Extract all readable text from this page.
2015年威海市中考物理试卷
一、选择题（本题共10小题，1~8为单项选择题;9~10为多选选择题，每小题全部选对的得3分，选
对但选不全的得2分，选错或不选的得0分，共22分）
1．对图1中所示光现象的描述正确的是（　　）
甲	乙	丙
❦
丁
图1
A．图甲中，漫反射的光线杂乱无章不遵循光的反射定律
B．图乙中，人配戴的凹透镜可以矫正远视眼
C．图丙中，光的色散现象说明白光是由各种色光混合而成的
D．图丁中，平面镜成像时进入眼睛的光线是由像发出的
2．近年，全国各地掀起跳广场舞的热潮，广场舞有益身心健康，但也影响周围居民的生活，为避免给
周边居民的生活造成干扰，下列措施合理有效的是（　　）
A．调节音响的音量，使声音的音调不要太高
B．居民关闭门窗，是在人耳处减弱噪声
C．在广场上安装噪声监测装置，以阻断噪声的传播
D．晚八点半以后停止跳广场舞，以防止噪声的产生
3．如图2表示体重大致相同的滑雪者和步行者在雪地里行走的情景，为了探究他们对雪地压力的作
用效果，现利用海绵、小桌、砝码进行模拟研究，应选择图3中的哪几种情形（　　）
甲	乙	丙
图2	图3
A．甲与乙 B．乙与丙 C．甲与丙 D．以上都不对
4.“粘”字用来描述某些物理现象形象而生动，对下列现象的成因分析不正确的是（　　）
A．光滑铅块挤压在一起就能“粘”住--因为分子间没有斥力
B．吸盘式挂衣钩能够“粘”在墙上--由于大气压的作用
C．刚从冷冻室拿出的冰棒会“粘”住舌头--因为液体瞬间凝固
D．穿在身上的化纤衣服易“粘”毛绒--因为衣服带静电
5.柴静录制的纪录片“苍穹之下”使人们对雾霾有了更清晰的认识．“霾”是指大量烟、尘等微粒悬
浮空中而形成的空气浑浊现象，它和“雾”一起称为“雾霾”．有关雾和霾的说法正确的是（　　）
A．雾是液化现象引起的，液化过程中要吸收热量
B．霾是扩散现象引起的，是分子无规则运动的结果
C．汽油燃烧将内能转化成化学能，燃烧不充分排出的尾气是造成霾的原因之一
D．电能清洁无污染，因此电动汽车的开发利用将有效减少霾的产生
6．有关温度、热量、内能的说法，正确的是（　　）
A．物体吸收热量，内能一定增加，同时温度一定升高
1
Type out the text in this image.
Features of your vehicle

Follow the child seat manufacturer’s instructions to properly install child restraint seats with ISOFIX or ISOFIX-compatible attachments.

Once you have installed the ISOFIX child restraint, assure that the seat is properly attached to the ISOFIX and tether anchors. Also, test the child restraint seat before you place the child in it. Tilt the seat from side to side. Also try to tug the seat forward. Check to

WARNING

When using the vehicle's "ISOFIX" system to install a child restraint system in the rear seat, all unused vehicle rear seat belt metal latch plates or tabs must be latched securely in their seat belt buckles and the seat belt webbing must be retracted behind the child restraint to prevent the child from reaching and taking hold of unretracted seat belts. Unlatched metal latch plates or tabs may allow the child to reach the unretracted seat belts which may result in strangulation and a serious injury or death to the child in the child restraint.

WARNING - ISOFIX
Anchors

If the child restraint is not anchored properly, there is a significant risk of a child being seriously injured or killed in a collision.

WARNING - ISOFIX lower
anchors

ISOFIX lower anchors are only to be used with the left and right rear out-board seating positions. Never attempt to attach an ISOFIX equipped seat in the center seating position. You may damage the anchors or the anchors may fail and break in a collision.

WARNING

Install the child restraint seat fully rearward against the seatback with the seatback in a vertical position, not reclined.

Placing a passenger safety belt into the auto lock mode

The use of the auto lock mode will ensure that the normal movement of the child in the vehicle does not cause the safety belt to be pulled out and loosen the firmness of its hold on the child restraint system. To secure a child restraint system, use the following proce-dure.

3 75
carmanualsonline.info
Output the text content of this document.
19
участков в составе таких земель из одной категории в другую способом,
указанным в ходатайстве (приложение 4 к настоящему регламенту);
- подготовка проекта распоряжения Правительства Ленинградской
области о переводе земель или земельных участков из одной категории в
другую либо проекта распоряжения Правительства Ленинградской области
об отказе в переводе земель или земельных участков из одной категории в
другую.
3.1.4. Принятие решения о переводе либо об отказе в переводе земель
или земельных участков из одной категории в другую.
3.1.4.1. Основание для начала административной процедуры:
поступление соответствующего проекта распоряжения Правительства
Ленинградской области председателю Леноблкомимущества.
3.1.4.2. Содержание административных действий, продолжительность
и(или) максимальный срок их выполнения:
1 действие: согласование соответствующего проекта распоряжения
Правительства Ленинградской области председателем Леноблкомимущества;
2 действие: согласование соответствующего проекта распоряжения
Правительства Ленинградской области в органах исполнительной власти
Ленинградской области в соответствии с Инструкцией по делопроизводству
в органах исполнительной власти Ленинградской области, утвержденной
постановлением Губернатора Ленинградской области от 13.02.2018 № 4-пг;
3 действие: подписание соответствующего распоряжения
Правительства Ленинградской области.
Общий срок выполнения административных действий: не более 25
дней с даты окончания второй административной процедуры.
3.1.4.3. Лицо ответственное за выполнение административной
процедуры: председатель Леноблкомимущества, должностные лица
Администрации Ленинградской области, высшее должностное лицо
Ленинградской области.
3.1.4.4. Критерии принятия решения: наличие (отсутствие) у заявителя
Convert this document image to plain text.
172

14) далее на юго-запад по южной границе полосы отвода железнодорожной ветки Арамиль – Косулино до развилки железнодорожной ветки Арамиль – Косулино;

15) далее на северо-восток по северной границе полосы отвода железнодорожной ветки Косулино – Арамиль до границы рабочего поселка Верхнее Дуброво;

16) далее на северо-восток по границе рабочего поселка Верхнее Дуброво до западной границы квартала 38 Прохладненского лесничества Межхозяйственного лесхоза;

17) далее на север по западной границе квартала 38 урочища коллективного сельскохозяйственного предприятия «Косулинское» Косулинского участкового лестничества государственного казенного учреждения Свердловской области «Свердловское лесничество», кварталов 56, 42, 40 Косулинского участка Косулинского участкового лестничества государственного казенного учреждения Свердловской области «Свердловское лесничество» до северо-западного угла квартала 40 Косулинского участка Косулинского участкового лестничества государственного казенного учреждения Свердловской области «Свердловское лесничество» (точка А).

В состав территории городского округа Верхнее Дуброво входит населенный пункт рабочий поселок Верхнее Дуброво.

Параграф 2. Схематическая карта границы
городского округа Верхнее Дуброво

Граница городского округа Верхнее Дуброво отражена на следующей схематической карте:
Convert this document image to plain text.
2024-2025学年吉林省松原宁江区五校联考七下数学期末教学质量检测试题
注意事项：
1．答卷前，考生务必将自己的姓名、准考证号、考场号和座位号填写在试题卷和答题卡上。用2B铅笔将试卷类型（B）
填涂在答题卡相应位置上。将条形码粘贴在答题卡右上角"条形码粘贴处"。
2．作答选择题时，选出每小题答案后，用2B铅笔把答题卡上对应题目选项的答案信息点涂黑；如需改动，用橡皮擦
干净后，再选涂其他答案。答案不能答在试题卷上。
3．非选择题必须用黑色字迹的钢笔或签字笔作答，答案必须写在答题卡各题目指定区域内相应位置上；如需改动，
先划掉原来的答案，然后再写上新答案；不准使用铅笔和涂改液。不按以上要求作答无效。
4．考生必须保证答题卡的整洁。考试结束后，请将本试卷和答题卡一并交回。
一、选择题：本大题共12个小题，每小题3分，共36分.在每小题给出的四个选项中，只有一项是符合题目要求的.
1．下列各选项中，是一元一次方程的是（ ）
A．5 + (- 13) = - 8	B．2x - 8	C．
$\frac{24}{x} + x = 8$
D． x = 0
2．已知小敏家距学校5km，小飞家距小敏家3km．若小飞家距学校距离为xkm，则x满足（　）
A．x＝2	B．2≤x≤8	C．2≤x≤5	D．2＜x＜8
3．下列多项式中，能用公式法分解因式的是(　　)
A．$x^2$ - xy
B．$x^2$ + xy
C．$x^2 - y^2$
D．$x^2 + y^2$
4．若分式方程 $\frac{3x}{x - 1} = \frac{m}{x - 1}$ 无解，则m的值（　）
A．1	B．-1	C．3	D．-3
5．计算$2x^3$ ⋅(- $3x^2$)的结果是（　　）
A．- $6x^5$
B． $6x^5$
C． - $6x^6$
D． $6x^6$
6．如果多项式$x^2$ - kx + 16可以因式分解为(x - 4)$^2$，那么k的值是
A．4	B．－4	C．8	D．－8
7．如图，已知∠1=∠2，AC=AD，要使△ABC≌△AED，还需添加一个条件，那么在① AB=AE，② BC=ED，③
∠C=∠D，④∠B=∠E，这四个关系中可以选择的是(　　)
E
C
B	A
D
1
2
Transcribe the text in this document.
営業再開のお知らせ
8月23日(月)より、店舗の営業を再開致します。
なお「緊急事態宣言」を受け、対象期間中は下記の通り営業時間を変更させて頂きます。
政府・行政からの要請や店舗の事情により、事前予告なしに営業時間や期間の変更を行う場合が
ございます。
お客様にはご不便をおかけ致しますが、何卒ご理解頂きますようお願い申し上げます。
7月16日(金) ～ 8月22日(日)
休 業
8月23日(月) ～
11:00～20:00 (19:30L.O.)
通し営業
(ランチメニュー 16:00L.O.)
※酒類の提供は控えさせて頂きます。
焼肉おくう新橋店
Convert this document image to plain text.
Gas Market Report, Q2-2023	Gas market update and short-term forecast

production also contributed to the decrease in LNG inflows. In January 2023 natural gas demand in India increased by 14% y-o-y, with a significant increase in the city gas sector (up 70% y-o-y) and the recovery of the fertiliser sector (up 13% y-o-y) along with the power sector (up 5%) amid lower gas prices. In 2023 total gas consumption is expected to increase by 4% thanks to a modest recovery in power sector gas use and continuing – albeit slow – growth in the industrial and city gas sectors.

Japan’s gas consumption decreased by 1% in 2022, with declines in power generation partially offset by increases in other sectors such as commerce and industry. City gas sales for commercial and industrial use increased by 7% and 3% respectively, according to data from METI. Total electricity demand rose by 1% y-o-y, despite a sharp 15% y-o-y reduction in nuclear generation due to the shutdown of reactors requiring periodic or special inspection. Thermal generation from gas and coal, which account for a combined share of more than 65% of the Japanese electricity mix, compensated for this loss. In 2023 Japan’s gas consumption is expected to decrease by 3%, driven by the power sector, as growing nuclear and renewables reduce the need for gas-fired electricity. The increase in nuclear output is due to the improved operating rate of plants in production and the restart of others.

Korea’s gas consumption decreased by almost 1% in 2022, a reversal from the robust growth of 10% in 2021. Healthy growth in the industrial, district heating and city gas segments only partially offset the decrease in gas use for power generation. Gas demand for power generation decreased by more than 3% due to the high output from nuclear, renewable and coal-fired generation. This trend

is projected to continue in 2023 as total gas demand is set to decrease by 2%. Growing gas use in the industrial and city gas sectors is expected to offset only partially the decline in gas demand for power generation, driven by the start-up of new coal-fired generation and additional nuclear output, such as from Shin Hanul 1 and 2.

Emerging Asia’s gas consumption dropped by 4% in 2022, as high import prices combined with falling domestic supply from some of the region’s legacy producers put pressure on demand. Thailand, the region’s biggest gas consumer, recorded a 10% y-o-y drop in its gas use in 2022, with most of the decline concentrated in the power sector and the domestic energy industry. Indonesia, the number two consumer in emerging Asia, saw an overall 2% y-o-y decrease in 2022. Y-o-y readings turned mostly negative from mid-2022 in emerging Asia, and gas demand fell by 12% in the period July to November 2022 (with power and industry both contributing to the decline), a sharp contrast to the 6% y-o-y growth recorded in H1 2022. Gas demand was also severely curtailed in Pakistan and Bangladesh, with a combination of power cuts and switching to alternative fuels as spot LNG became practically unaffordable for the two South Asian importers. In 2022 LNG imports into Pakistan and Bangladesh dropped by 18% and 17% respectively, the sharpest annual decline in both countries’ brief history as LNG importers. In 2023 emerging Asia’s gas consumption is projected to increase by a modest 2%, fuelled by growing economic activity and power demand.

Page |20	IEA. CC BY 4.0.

• [Instruction]: Only a number is needed: how many lines of the material above contain "auto"?

• [Result]: 2